*WRITTEN EXERCISE:*
How many lines of these entries hold the string "Output"? Answer with the number alone.

#### DATASET CONTENT ####

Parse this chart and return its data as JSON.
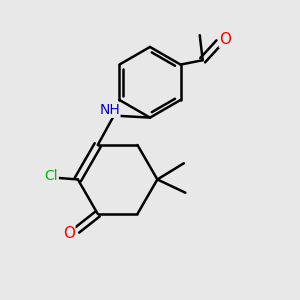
{
  "background_color": "#e8e8e8",
  "atom_colors": {
    "C": "#000000",
    "N": "#0000cc",
    "O": "#ff0000",
    "Cl": "#00bb00",
    "H": "#0000cc"
  },
  "bond_color": "#000000",
  "bond_width": 1.8,
  "font_size": 10,
  "fig_size": [
    3.0,
    3.0
  ],
  "dpi": 100,
  "xlim": [
    0,
    10
  ],
  "ylim": [
    0,
    10
  ]
}
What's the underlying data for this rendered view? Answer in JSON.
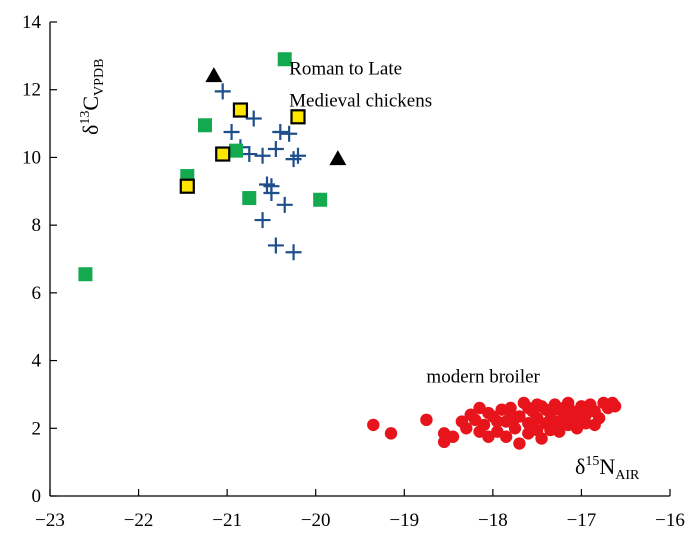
{
  "chart_data": {
    "type": "scatter",
    "xlabel": {
      "base": "δ",
      "sup": "15",
      "main": "N",
      "sub": "AIR"
    },
    "ylabel": {
      "base": "δ",
      "sup": "13",
      "main": "C",
      "sub": "VPDB"
    },
    "xlim": [
      -23,
      -16
    ],
    "ylim": [
      0,
      14
    ],
    "xticks": [
      -23,
      -22,
      -21,
      -20,
      -19,
      -18,
      -17,
      -16
    ],
    "yticks": [
      0,
      2,
      4,
      6,
      8,
      10,
      12,
      14
    ],
    "grid": false,
    "annotations": [
      {
        "text": "Roman to Late",
        "x": -20.3,
        "y": 12.45
      },
      {
        "text": "Medieval chickens",
        "x": -20.3,
        "y": 11.5
      },
      {
        "text": "modern broiler",
        "x": -18.75,
        "y": 3.35
      }
    ],
    "colors": {
      "cross": "#1f4e8c",
      "green": "#12a94f",
      "yellow_fill": "#ffe600",
      "yellow_edge": "#000000",
      "triangle": "#000000",
      "red": "#e8141c"
    },
    "series": [
      {
        "marker": "cross",
        "points": [
          [
            -21.05,
            11.95
          ],
          [
            -20.95,
            10.75
          ],
          [
            -20.7,
            11.15
          ],
          [
            -20.75,
            10.1
          ],
          [
            -20.6,
            10.05
          ],
          [
            -20.85,
            10.3
          ],
          [
            -20.45,
            10.25
          ],
          [
            -20.4,
            10.75
          ],
          [
            -20.3,
            10.7
          ],
          [
            -20.25,
            9.95
          ],
          [
            -20.2,
            10.05
          ],
          [
            -20.55,
            9.2
          ],
          [
            -20.5,
            9.15
          ],
          [
            -20.5,
            8.95
          ],
          [
            -20.35,
            8.6
          ],
          [
            -20.6,
            8.15
          ],
          [
            -20.45,
            7.4
          ],
          [
            -20.25,
            7.2
          ]
        ]
      },
      {
        "marker": "green-square",
        "points": [
          [
            -20.35,
            12.9
          ],
          [
            -21.25,
            10.95
          ],
          [
            -20.9,
            10.2
          ],
          [
            -21.45,
            9.45
          ],
          [
            -20.75,
            8.8
          ],
          [
            -19.95,
            8.75
          ],
          [
            -22.6,
            6.55
          ]
        ]
      },
      {
        "marker": "yellow-square",
        "points": [
          [
            -20.85,
            11.4
          ],
          [
            -20.2,
            11.2
          ],
          [
            -21.05,
            10.1
          ],
          [
            -21.45,
            9.15
          ]
        ]
      },
      {
        "marker": "triangle",
        "points": [
          [
            -21.15,
            12.4
          ],
          [
            -19.75,
            9.95
          ]
        ]
      },
      {
        "marker": "red-circle",
        "points": [
          [
            -19.35,
            2.1
          ],
          [
            -19.15,
            1.85
          ],
          [
            -18.75,
            2.25
          ],
          [
            -18.55,
            1.85
          ],
          [
            -18.55,
            1.6
          ],
          [
            -18.45,
            1.75
          ],
          [
            -18.35,
            2.2
          ],
          [
            -18.3,
            2.0
          ],
          [
            -18.2,
            2.25
          ],
          [
            -18.15,
            1.9
          ],
          [
            -18.15,
            2.6
          ],
          [
            -18.1,
            2.1
          ],
          [
            -18.05,
            1.75
          ],
          [
            -18.0,
            2.35
          ],
          [
            -17.95,
            1.9
          ],
          [
            -17.9,
            2.55
          ],
          [
            -17.85,
            2.2
          ],
          [
            -17.85,
            1.75
          ],
          [
            -17.8,
            2.6
          ],
          [
            -17.75,
            2.0
          ],
          [
            -17.7,
            2.35
          ],
          [
            -17.7,
            1.55
          ],
          [
            -17.65,
            2.75
          ],
          [
            -17.6,
            2.15
          ],
          [
            -17.6,
            1.85
          ],
          [
            -17.55,
            2.5
          ],
          [
            -17.5,
            2.3
          ],
          [
            -17.5,
            1.95
          ],
          [
            -17.45,
            2.65
          ],
          [
            -17.45,
            1.7
          ],
          [
            -17.4,
            2.15
          ],
          [
            -17.35,
            2.45
          ],
          [
            -17.35,
            1.95
          ],
          [
            -17.3,
            2.7
          ],
          [
            -17.3,
            2.2
          ],
          [
            -17.25,
            2.55
          ],
          [
            -17.25,
            1.9
          ],
          [
            -17.2,
            2.35
          ],
          [
            -17.15,
            2.75
          ],
          [
            -17.15,
            2.1
          ],
          [
            -17.1,
            2.5
          ],
          [
            -17.05,
            2.3
          ],
          [
            -17.05,
            2.0
          ],
          [
            -17.0,
            2.65
          ],
          [
            -16.95,
            2.4
          ],
          [
            -16.95,
            2.15
          ],
          [
            -16.9,
            2.7
          ],
          [
            -16.85,
            2.5
          ],
          [
            -16.8,
            2.3
          ],
          [
            -16.75,
            2.75
          ],
          [
            -16.7,
            2.6
          ],
          [
            -16.65,
            2.75
          ],
          [
            -16.62,
            2.65
          ],
          [
            -17.8,
            2.4
          ],
          [
            -17.6,
            2.6
          ],
          [
            -17.4,
            2.55
          ],
          [
            -17.2,
            2.6
          ],
          [
            -17.0,
            2.5
          ],
          [
            -16.9,
            2.55
          ],
          [
            -17.95,
            2.2
          ],
          [
            -17.5,
            2.7
          ],
          [
            -17.35,
            2.25
          ],
          [
            -17.1,
            2.2
          ],
          [
            -16.85,
            2.1
          ],
          [
            -18.05,
            2.45
          ],
          [
            -17.75,
            2.3
          ],
          [
            -17.55,
            2.15
          ],
          [
            -17.25,
            2.1
          ],
          [
            -17.0,
            2.2
          ],
          [
            -18.25,
            2.4
          ]
        ]
      }
    ]
  }
}
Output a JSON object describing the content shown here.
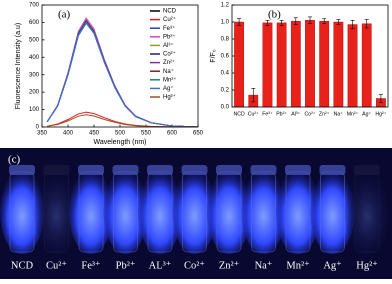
{
  "chart_data": [
    {
      "type": "line",
      "label": "(a)",
      "x_label": "Wavelength (nm)",
      "y_label": "Fluorescence Intensity (a.u)",
      "x": [
        360,
        380,
        400,
        420,
        435,
        450,
        470,
        490,
        510,
        530,
        560,
        600,
        650
      ],
      "xlim": [
        350,
        650
      ],
      "xticks": [
        350,
        400,
        450,
        500,
        550,
        600,
        650
      ],
      "ylim": [
        0,
        700
      ],
      "yticks": [
        0,
        100,
        200,
        300,
        400,
        500,
        600,
        700
      ],
      "series": [
        {
          "name": "NCD",
          "color": "#000000",
          "values": [
            30,
            120,
            300,
            528,
            600,
            540,
            372,
            228,
            120,
            60,
            24,
            6,
            0
          ]
        },
        {
          "name": "Cu²⁺",
          "color": "#e41a1c",
          "values": [
            4,
            17,
            43,
            75,
            85,
            77,
            53,
            32,
            17,
            9,
            3,
            1,
            0
          ]
        },
        {
          "name": "Fe³⁺",
          "color": "#1f3fd0",
          "values": [
            30,
            121,
            303,
            532,
            605,
            545,
            375,
            230,
            121,
            61,
            24,
            6,
            0
          ]
        },
        {
          "name": "Pb²⁺",
          "color": "#e040c0",
          "values": [
            31,
            125,
            313,
            550,
            625,
            563,
            388,
            238,
            125,
            63,
            25,
            6,
            0
          ]
        },
        {
          "name": "Al³⁺",
          "color": "#9a9a20",
          "values": [
            31,
            123,
            308,
            541,
            615,
            554,
            381,
            234,
            123,
            62,
            25,
            6,
            0
          ]
        },
        {
          "name": "Co²⁺",
          "color": "#1a1a80",
          "values": [
            31,
            122,
            305,
            537,
            610,
            549,
            378,
            232,
            122,
            61,
            24,
            6,
            0
          ]
        },
        {
          "name": "Zn²⁺",
          "color": "#8030a0",
          "values": [
            30,
            121,
            303,
            532,
            605,
            545,
            375,
            230,
            121,
            61,
            24,
            6,
            0
          ]
        },
        {
          "name": "Na⁺",
          "color": "#802020",
          "values": [
            30,
            120,
            300,
            528,
            600,
            540,
            372,
            228,
            120,
            60,
            24,
            6,
            0
          ]
        },
        {
          "name": "Mn²⁺",
          "color": "#208080",
          "values": [
            30,
            119,
            298,
            524,
            595,
            536,
            369,
            226,
            119,
            60,
            24,
            6,
            0
          ]
        },
        {
          "name": "Ag⁺",
          "color": "#4070e0",
          "values": [
            30,
            120,
            300,
            528,
            600,
            540,
            372,
            228,
            120,
            60,
            24,
            6,
            0
          ]
        },
        {
          "name": "Hg²⁺",
          "color": "#a05020",
          "values": [
            4,
            14,
            35,
            62,
            70,
            63,
            43,
            27,
            14,
            7,
            3,
            1,
            0
          ]
        }
      ]
    },
    {
      "type": "bar",
      "label": "(b)",
      "y_label": "F/F₀",
      "color": "#e8221b",
      "categories": [
        "NCD",
        "Cu²⁺",
        "Fe³⁺",
        "Pb²⁺",
        "Al³⁺",
        "Co²⁺",
        "Zn²⁺",
        "Na⁺",
        "Mn²⁺",
        "Ag⁺",
        "Hg²⁺"
      ],
      "values": [
        1.0,
        0.14,
        0.99,
        0.99,
        1.01,
        1.02,
        1.01,
        1.0,
        0.97,
        0.98,
        0.1
      ],
      "errors": [
        0.04,
        0.08,
        0.03,
        0.03,
        0.04,
        0.04,
        0.03,
        0.03,
        0.05,
        0.05,
        0.05
      ],
      "ylim": [
        0,
        1.2
      ],
      "yticks": [
        {
          "value": 0,
          "label": "0.0"
        },
        {
          "value": 0.2,
          "label": "0.2"
        },
        {
          "value": 0.4,
          "label": "0.4"
        },
        {
          "value": 0.6,
          "label": "0.6"
        },
        {
          "value": 0.8,
          "label": "0.8"
        },
        {
          "value": 1,
          "label": "1.0"
        },
        {
          "value": 1.2,
          "label": "1.2"
        }
      ]
    }
  ],
  "photo": {
    "label": "(c)",
    "labels": [
      "NCD",
      "Cu²⁺",
      "Fe³⁺",
      "Pb²⁺",
      "AL³⁺",
      "Co²⁺",
      "Zn²⁺",
      "Na⁺",
      "Mn²⁺",
      "Ag⁺",
      "Hg²⁺"
    ]
  }
}
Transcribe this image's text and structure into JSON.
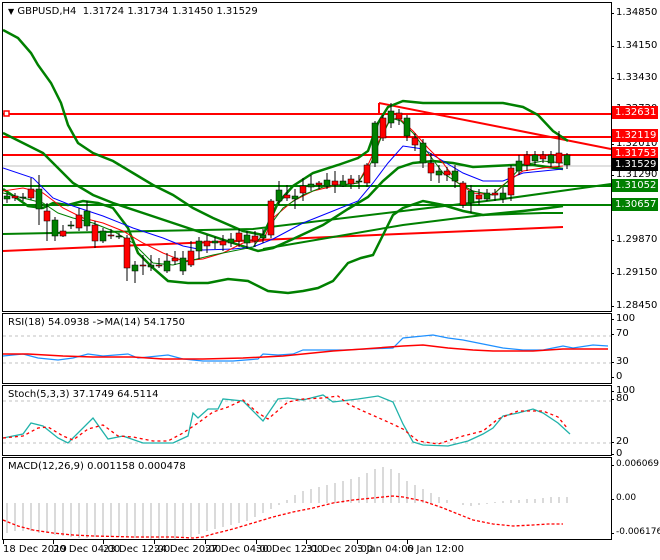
{
  "header": {
    "symbol": "GBPUSD,H4",
    "ohlc": "1.31724 1.31734 1.31450 1.31529",
    "title_full": "GBPUSD,H4  1.31724 1.31734 1.31450 1.31529"
  },
  "main_axis": {
    "ticks": [
      "1.34850",
      "1.34150",
      "1.33430",
      "1.32720",
      "1.32010",
      "1.31290",
      "1.30580",
      "1.29870",
      "1.29150",
      "1.28450"
    ]
  },
  "price_labels": [
    {
      "value": "1.32631",
      "color": "#ff0000"
    },
    {
      "value": "1.32119",
      "color": "#ff0000"
    },
    {
      "value": "1.31753",
      "color": "#ff0000"
    },
    {
      "value": "1.31529",
      "color": "#000000"
    },
    {
      "value": "1.31052",
      "color": "#008000"
    },
    {
      "value": "1.30657",
      "color": "#008000"
    }
  ],
  "rsi": {
    "title": "RSI(18) 54.0938  ->MA(14) 54.1750",
    "ticks": [
      "100",
      "70",
      "30",
      "0"
    ]
  },
  "stoch": {
    "title": "Stoch(5,3,3) 37.1749 64.5114",
    "ticks": [
      "100",
      "80",
      "20",
      "0"
    ]
  },
  "macd": {
    "title": "MACD(12,26,9) 0.001158 0.000478",
    "ticks": [
      "0.006069",
      "0.00",
      "-0.006176"
    ]
  },
  "time_axis": {
    "labels": [
      "18 Dec 2019",
      "20 Dec 04:00",
      "23 Dec 12:00",
      "24 Dec 20:00",
      "27 Dec 04:00",
      "30 Dec 12:00",
      "31 Dec 20:00",
      "3 Jan 04:00",
      "6 Jan 12:00"
    ]
  },
  "colors": {
    "bull_candle": "#008000",
    "bear_candle": "#ff0000",
    "bollinger": "#008000",
    "resistance": "#ff0000",
    "support": "#008000",
    "ma_fast": "#ff0000",
    "ma_slow": "#0000ff",
    "rsi_line": "#1e90ff",
    "rsi_ma": "#ff0000",
    "stoch_main": "#20b2aa",
    "stoch_signal": "#ff0000",
    "macd_hist": "#c0c0c0",
    "macd_signal": "#ff0000"
  },
  "chart_data": [
    {
      "type": "candlestick",
      "title": "GBPUSD,H4",
      "ohlc_last": {
        "open": 1.31724,
        "high": 1.31734,
        "low": 1.3145,
        "close": 1.31529
      },
      "ylim": [
        1.2845,
        1.3485
      ],
      "y_ticks": [
        1.3485,
        1.3415,
        1.3343,
        1.3272,
        1.3201,
        1.3129,
        1.3058,
        1.2987,
        1.2915,
        1.2845
      ],
      "x_tick_labels": [
        "18 Dec 2019",
        "20 Dec 04:00",
        "23 Dec 12:00",
        "24 Dec 20:00",
        "27 Dec 04:00",
        "30 Dec 12:00",
        "31 Dec 20:00",
        "3 Jan 04:00",
        "6 Jan 12:00"
      ],
      "horizontal_levels": [
        {
          "value": 1.32631,
          "color": "red",
          "label": "resistance"
        },
        {
          "value": 1.32119,
          "color": "red",
          "label": "resistance"
        },
        {
          "value": 1.31753,
          "color": "red",
          "label": "resistance"
        },
        {
          "value": 1.31052,
          "color": "green",
          "label": "support"
        },
        {
          "value": 1.30657,
          "color": "green",
          "label": "support"
        }
      ],
      "current_price": 1.31529,
      "overlays": [
        "Bollinger Bands",
        "Fast MA (red)",
        "Slow MA (blue)",
        "Signal MA (green)",
        "Trendlines"
      ]
    },
    {
      "type": "line",
      "title": "RSI(18) 54.0938 ->MA(14) 54.1750",
      "ylim": [
        0,
        100
      ],
      "levels": [
        70,
        30
      ],
      "series": [
        {
          "name": "RSI(18)",
          "last": 54.0938
        },
        {
          "name": "MA(14)",
          "last": 54.175
        }
      ]
    },
    {
      "type": "line",
      "title": "Stoch(5,3,3) 37.1749 64.5114",
      "ylim": [
        0,
        100
      ],
      "levels": [
        80,
        20
      ],
      "series": [
        {
          "name": "%K",
          "last": 37.1749
        },
        {
          "name": "%D",
          "last": 64.5114
        }
      ]
    },
    {
      "type": "bar",
      "title": "MACD(12,26,9) 0.001158 0.000478",
      "ylim": [
        -0.006176,
        0.006069
      ],
      "series": [
        {
          "name": "MACD",
          "last": 0.001158
        },
        {
          "name": "Signal",
          "last": 0.000478
        }
      ]
    }
  ]
}
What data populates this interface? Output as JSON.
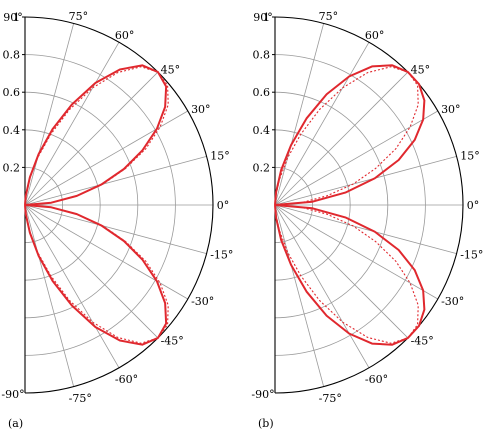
{
  "chart_data": [
    {
      "type": "polar-half",
      "panel_label": "(a)",
      "r_ticks": [
        "0.2",
        "0.4",
        "0.6",
        "0.8",
        "1"
      ],
      "r_values": [
        0.2,
        0.4,
        0.6,
        0.8,
        1.0
      ],
      "angle_ticks": [
        "90°",
        "75°",
        "60°",
        "45°",
        "30°",
        "15°",
        "0°",
        "-15°",
        "-30°",
        "-45°",
        "-60°",
        "-75°",
        "-90°"
      ],
      "angle_values": [
        90,
        75,
        60,
        45,
        30,
        15,
        0,
        -15,
        -30,
        -45,
        -60,
        -75,
        -90
      ],
      "rlim": [
        0,
        1
      ],
      "thetalim": [
        -90,
        90
      ],
      "grid": true,
      "series": [
        {
          "style": "solid",
          "color": "#e0282e",
          "theta": [
            0,
            5,
            10,
            15,
            20,
            25,
            30,
            35,
            40,
            45,
            50,
            55,
            60,
            65,
            70,
            75,
            80,
            85,
            90
          ],
          "r": [
            0.0,
            0.14,
            0.28,
            0.42,
            0.56,
            0.69,
            0.81,
            0.91,
            0.98,
            1.0,
            0.97,
            0.88,
            0.75,
            0.59,
            0.43,
            0.28,
            0.15,
            0.05,
            0.0
          ]
        },
        {
          "style": "dotted",
          "color": "#e0282e",
          "theta": [
            0,
            5,
            10,
            15,
            20,
            25,
            30,
            35,
            40,
            45,
            50,
            55,
            60,
            65,
            70,
            75,
            80,
            85,
            90
          ],
          "r": [
            0.0,
            0.14,
            0.28,
            0.43,
            0.57,
            0.71,
            0.83,
            0.93,
            0.99,
            1.0,
            0.96,
            0.86,
            0.72,
            0.56,
            0.4,
            0.26,
            0.14,
            0.05,
            0.0
          ]
        }
      ]
    },
    {
      "type": "polar-half",
      "panel_label": "(b)",
      "r_ticks": [
        "0.2",
        "0.4",
        "0.6",
        "0.8",
        "1"
      ],
      "r_values": [
        0.2,
        0.4,
        0.6,
        0.8,
        1.0
      ],
      "angle_ticks": [
        "90°",
        "75°",
        "60°",
        "45°",
        "30°",
        "15°",
        "0°",
        "-15°",
        "-30°",
        "-45°",
        "-60°",
        "-75°",
        "-90°"
      ],
      "angle_values": [
        90,
        75,
        60,
        45,
        30,
        15,
        0,
        -15,
        -30,
        -45,
        -60,
        -75,
        -90
      ],
      "rlim": [
        0,
        1
      ],
      "thetalim": [
        -90,
        90
      ],
      "grid": true,
      "series": [
        {
          "style": "solid",
          "color": "#e0282e",
          "theta": [
            0,
            5,
            10,
            15,
            20,
            25,
            30,
            35,
            40,
            45,
            50,
            55,
            60,
            65,
            70,
            75,
            80,
            85,
            90
          ],
          "r": [
            0.0,
            0.2,
            0.38,
            0.55,
            0.7,
            0.82,
            0.91,
            0.97,
            1.0,
            1.0,
            0.97,
            0.9,
            0.79,
            0.65,
            0.49,
            0.33,
            0.19,
            0.07,
            0.0
          ]
        },
        {
          "style": "dotted",
          "color": "#e0282e",
          "theta": [
            0,
            5,
            10,
            15,
            20,
            25,
            30,
            35,
            40,
            45,
            50,
            55,
            60,
            65,
            70,
            75,
            80,
            85,
            90
          ],
          "r": [
            0.0,
            0.14,
            0.28,
            0.43,
            0.57,
            0.71,
            0.83,
            0.93,
            0.99,
            1.0,
            0.96,
            0.86,
            0.72,
            0.56,
            0.4,
            0.26,
            0.14,
            0.05,
            0.0
          ]
        }
      ]
    }
  ]
}
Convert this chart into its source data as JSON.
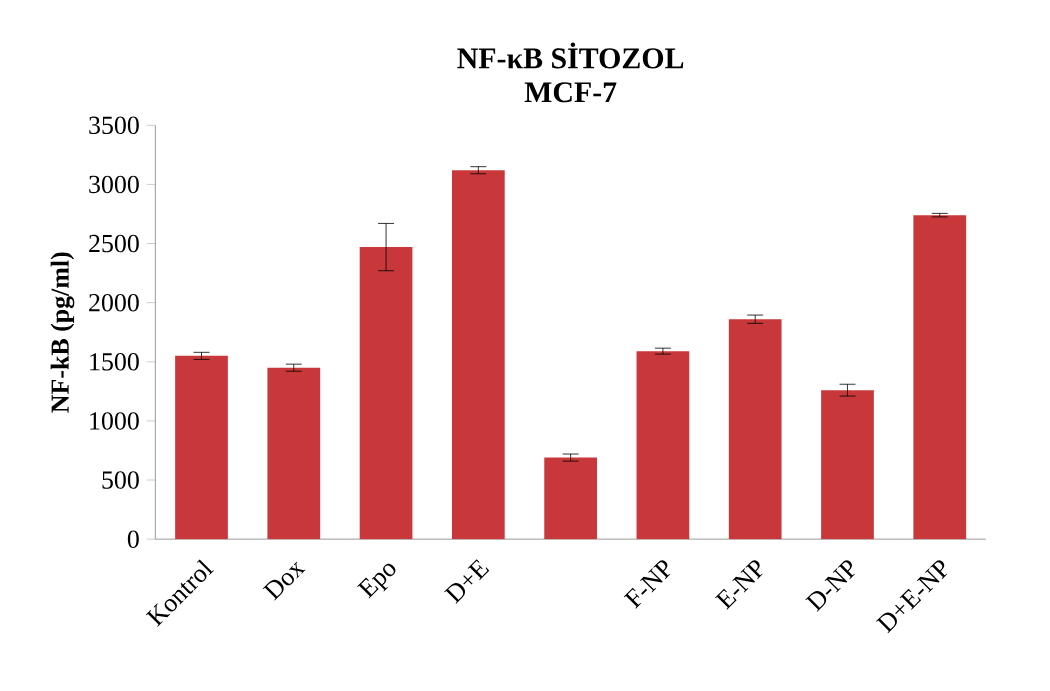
{
  "chart_data": {
    "type": "bar",
    "title": "NF-κB SİTOZOL",
    "subtitle": "MCF-7",
    "ylabel": "NF-kB (pg/ml)",
    "categories": [
      "Kontrol",
      "Dox",
      "Epo",
      "D+E",
      null,
      "F-NP",
      "E-NP",
      "D-NP",
      "D+E-NP"
    ],
    "values": [
      1550,
      1450,
      2470,
      3120,
      690,
      1590,
      1860,
      1260,
      2740
    ],
    "errors": [
      30,
      30,
      200,
      30,
      30,
      25,
      35,
      50,
      15
    ],
    "color": "#c8383a",
    "ylim": [
      0,
      3500
    ],
    "yticks": [
      0,
      500,
      1000,
      1500,
      2000,
      2500,
      3000,
      3500
    ],
    "grid": false
  }
}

####

*FINAL ANSWER:*
2